## PROBLEM
Only the number is wanted: how many lines contain "Sales"?

## DATA SHOWN
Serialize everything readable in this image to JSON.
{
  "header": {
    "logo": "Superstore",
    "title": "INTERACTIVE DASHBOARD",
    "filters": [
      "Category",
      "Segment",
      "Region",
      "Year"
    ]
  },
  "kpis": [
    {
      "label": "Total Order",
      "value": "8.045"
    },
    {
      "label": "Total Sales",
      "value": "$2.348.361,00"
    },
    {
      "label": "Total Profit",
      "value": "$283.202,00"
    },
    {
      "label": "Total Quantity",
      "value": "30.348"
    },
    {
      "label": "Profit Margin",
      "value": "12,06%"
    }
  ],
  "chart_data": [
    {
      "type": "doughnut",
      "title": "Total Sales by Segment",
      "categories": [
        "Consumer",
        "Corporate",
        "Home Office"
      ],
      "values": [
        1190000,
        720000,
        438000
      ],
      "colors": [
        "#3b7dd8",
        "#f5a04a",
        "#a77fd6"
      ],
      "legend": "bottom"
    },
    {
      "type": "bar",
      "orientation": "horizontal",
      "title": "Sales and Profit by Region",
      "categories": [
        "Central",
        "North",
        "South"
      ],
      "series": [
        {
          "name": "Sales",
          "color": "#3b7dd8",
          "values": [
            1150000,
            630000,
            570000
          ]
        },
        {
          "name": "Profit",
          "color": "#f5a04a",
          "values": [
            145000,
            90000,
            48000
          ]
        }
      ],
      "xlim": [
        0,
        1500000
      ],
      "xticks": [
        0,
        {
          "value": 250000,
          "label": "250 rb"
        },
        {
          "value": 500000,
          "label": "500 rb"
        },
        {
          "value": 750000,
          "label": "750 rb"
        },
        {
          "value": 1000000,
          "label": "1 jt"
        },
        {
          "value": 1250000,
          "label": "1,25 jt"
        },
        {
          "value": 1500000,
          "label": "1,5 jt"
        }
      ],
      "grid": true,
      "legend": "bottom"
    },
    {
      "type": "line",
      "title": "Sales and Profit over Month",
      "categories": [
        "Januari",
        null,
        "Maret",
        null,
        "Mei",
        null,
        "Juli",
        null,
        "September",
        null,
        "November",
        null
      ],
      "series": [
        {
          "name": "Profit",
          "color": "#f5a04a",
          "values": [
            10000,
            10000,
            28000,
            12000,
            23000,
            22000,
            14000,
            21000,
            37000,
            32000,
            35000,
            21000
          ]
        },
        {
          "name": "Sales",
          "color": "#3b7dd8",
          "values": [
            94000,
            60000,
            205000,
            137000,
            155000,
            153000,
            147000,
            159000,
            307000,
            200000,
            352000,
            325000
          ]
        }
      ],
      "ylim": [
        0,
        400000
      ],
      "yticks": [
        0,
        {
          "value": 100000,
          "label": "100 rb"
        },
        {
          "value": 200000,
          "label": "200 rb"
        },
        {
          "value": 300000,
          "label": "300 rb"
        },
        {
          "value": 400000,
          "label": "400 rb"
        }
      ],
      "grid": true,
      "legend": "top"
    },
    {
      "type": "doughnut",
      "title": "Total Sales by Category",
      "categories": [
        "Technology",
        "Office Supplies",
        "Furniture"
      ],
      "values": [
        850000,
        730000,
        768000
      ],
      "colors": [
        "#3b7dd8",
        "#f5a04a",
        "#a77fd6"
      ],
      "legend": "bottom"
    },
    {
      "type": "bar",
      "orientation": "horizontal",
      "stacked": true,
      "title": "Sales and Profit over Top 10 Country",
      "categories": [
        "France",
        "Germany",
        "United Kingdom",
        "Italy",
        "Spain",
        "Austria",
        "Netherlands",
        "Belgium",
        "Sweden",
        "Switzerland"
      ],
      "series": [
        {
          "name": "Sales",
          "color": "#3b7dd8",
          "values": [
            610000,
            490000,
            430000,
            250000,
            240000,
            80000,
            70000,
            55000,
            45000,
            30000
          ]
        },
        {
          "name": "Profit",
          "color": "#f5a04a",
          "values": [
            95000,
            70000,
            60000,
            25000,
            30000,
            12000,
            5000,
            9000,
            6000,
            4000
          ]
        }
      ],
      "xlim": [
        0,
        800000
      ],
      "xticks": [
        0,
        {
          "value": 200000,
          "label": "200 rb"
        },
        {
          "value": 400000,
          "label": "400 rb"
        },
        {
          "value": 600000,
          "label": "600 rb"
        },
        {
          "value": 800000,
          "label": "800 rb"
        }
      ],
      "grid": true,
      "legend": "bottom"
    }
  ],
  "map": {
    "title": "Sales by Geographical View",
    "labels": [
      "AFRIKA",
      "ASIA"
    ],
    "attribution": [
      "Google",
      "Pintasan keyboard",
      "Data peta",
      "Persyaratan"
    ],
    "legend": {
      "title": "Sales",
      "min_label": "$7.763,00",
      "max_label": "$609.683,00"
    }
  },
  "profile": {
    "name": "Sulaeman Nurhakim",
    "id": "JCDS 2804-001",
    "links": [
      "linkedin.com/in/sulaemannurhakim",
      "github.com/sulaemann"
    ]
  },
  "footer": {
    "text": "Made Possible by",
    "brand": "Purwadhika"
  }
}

## SOLUTION FOR THIS TASK
11